[Records from a collection]
┄┄┄┄┄┄┄┄┄┄┄┄┄┄┄┄┄┄┄┄
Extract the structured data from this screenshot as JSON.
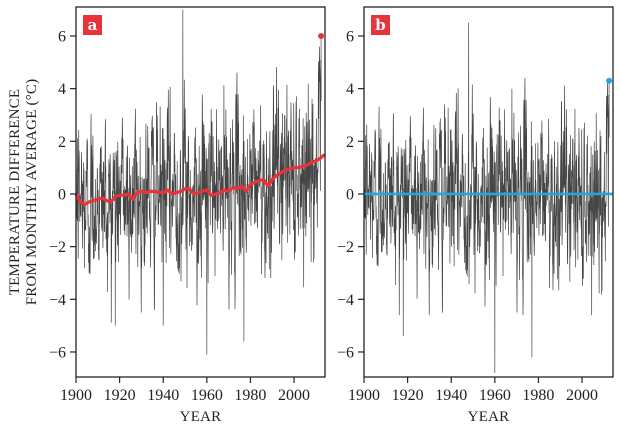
{
  "chart_data": [
    {
      "type": "line",
      "panel_label": "a",
      "title": "",
      "xlabel": "YEAR",
      "ylabel": [
        "TEMPERATURE DIFFERENCE",
        "FROM MONTHLY AVERAGE (°C)"
      ],
      "xlim": [
        1900,
        2014
      ],
      "ylim": [
        -7,
        7
      ],
      "xticks": [
        "1900",
        "1920",
        "1940",
        "1960",
        "1980",
        "2000"
      ],
      "yticks": [
        "−6",
        "−4",
        "−2",
        "0",
        "2",
        "4",
        "6"
      ],
      "grid": false,
      "series": [
        {
          "name": "monthly temperature difference",
          "color": "#111111",
          "description_values": "dense monthly series, approx range -6.1 to 7.0",
          "notable_points": [
            {
              "x": 1949,
              "y": 7.0
            },
            {
              "x": 1960,
              "y": -6.1
            },
            {
              "x": 1977,
              "y": -5.6
            },
            {
              "x": 1918,
              "y": -5.0
            },
            {
              "x": 1940,
              "y": -5.0
            }
          ]
        },
        {
          "name": "trend",
          "color": "#e8333a",
          "x": [
            1900,
            1902,
            1904,
            1906,
            1908,
            1910,
            1912,
            1914,
            1916,
            1918,
            1920,
            1922,
            1924,
            1926,
            1928,
            1930,
            1932,
            1934,
            1936,
            1938,
            1940,
            1942,
            1944,
            1946,
            1948,
            1950,
            1952,
            1954,
            1956,
            1958,
            1960,
            1962,
            1964,
            1966,
            1968,
            1970,
            1972,
            1974,
            1976,
            1978,
            1980,
            1982,
            1984,
            1986,
            1988,
            1990,
            1992,
            1994,
            1996,
            1998,
            2000,
            2002,
            2004,
            2006,
            2008,
            2010,
            2012,
            2014
          ],
          "y": [
            0.0,
            -0.3,
            -0.4,
            -0.3,
            -0.25,
            -0.2,
            -0.15,
            -0.25,
            -0.3,
            -0.1,
            -0.05,
            -0.05,
            0.0,
            -0.2,
            0.05,
            0.1,
            0.05,
            0.1,
            0.1,
            0.05,
            0.05,
            0.15,
            0.0,
            0.05,
            0.1,
            0.2,
            0.2,
            0.0,
            0.05,
            0.1,
            0.15,
            -0.05,
            0.0,
            0.05,
            0.15,
            0.1,
            0.25,
            0.2,
            0.3,
            0.1,
            0.35,
            0.45,
            0.5,
            0.55,
            0.3,
            0.55,
            0.7,
            0.8,
            0.9,
            0.95,
            1.0,
            1.0,
            1.05,
            1.1,
            1.2,
            1.25,
            1.35,
            1.5
          ]
        },
        {
          "name": "last month",
          "color": "#e8333a",
          "x": [
            2012.4
          ],
          "y": [
            6.0
          ]
        }
      ]
    },
    {
      "type": "line",
      "panel_label": "b",
      "title": "",
      "xlabel": "YEAR",
      "ylabel": "",
      "xlim": [
        1900,
        2014
      ],
      "ylim": [
        -7,
        7
      ],
      "xticks": [
        "1900",
        "1920",
        "1940",
        "1960",
        "1980",
        "2000"
      ],
      "yticks": [
        "−6",
        "−4",
        "−2",
        "0",
        "2",
        "4",
        "6"
      ],
      "grid": false,
      "series": [
        {
          "name": "detrended monthly temperature difference",
          "color": "#111111",
          "description_values": "dense monthly series, approx range -6.8 to 6.5",
          "notable_points": [
            {
              "x": 1948,
              "y": 6.5
            },
            {
              "x": 1960,
              "y": -6.8
            },
            {
              "x": 1977,
              "y": -6.2
            },
            {
              "x": 1918,
              "y": -5.4
            }
          ]
        },
        {
          "name": "trend",
          "color": "#1ea7e1",
          "x": [
            1900,
            2014
          ],
          "y": [
            0.0,
            0.0
          ]
        },
        {
          "name": "last month",
          "color": "#1ea7e1",
          "x": [
            2012.4
          ],
          "y": [
            4.3
          ]
        }
      ]
    }
  ],
  "colors": {
    "panel_a_accent": "#e8333a",
    "panel_b_label": "#e8333a",
    "panel_b_accent": "#1ea7e1",
    "data": "#111111"
  }
}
┄┄┄┄┄┄┄┄┄┄┄┄┄┄┄┄┄┄┄┄
**Requirement**
Every record must be copied exactly, with images dropped from the result.

**Solution below**
Extract the structured data from this screenshot as JSON.
{
  "chart_data": [
    {
      "type": "line",
      "panel_label": "a",
      "title": "",
      "xlabel": "YEAR",
      "ylabel": [
        "TEMPERATURE DIFFERENCE",
        "FROM MONTHLY AVERAGE (°C)"
      ],
      "xlim": [
        1900,
        2014
      ],
      "ylim": [
        -7,
        7
      ],
      "xticks": [
        "1900",
        "1920",
        "1940",
        "1960",
        "1980",
        "2000"
      ],
      "yticks": [
        "−6",
        "−4",
        "−2",
        "0",
        "2",
        "4",
        "6"
      ],
      "grid": false,
      "series": [
        {
          "name": "monthly temperature difference",
          "color": "#111111",
          "description_values": "dense monthly series, approx range -6.1 to 7.0",
          "notable_points": [
            {
              "x": 1949,
              "y": 7.0
            },
            {
              "x": 1960,
              "y": -6.1
            },
            {
              "x": 1977,
              "y": -5.6
            },
            {
              "x": 1918,
              "y": -5.0
            },
            {
              "x": 1940,
              "y": -5.0
            }
          ]
        },
        {
          "name": "trend",
          "color": "#e8333a",
          "x": [
            1900,
            1902,
            1904,
            1906,
            1908,
            1910,
            1912,
            1914,
            1916,
            1918,
            1920,
            1922,
            1924,
            1926,
            1928,
            1930,
            1932,
            1934,
            1936,
            1938,
            1940,
            1942,
            1944,
            1946,
            1948,
            1950,
            1952,
            1954,
            1956,
            1958,
            1960,
            1962,
            1964,
            1966,
            1968,
            1970,
            1972,
            1974,
            1976,
            1978,
            1980,
            1982,
            1984,
            1986,
            1988,
            1990,
            1992,
            1994,
            1996,
            1998,
            2000,
            2002,
            2004,
            2006,
            2008,
            2010,
            2012,
            2014
          ],
          "y": [
            0.0,
            -0.3,
            -0.4,
            -0.3,
            -0.25,
            -0.2,
            -0.15,
            -0.25,
            -0.3,
            -0.1,
            -0.05,
            -0.05,
            0.0,
            -0.2,
            0.05,
            0.1,
            0.05,
            0.1,
            0.1,
            0.05,
            0.05,
            0.15,
            0.0,
            0.05,
            0.1,
            0.2,
            0.2,
            0.0,
            0.05,
            0.1,
            0.15,
            -0.05,
            0.0,
            0.05,
            0.15,
            0.1,
            0.25,
            0.2,
            0.3,
            0.1,
            0.35,
            0.45,
            0.5,
            0.55,
            0.3,
            0.55,
            0.7,
            0.8,
            0.9,
            0.95,
            1.0,
            1.0,
            1.05,
            1.1,
            1.2,
            1.25,
            1.35,
            1.5
          ]
        },
        {
          "name": "last month",
          "color": "#e8333a",
          "x": [
            2012.4
          ],
          "y": [
            6.0
          ]
        }
      ]
    },
    {
      "type": "line",
      "panel_label": "b",
      "title": "",
      "xlabel": "YEAR",
      "ylabel": "",
      "xlim": [
        1900,
        2014
      ],
      "ylim": [
        -7,
        7
      ],
      "xticks": [
        "1900",
        "1920",
        "1940",
        "1960",
        "1980",
        "2000"
      ],
      "yticks": [
        "−6",
        "−4",
        "−2",
        "0",
        "2",
        "4",
        "6"
      ],
      "grid": false,
      "series": [
        {
          "name": "detrended monthly temperature difference",
          "color": "#111111",
          "description_values": "dense monthly series, approx range -6.8 to 6.5",
          "notable_points": [
            {
              "x": 1948,
              "y": 6.5
            },
            {
              "x": 1960,
              "y": -6.8
            },
            {
              "x": 1977,
              "y": -6.2
            },
            {
              "x": 1918,
              "y": -5.4
            }
          ]
        },
        {
          "name": "trend",
          "color": "#1ea7e1",
          "x": [
            1900,
            2014
          ],
          "y": [
            0.0,
            0.0
          ]
        },
        {
          "name": "last month",
          "color": "#1ea7e1",
          "x": [
            2012.4
          ],
          "y": [
            4.3
          ]
        }
      ]
    }
  ],
  "colors": {
    "panel_a_accent": "#e8333a",
    "panel_b_label": "#e8333a",
    "panel_b_accent": "#1ea7e1",
    "data": "#111111"
  }
}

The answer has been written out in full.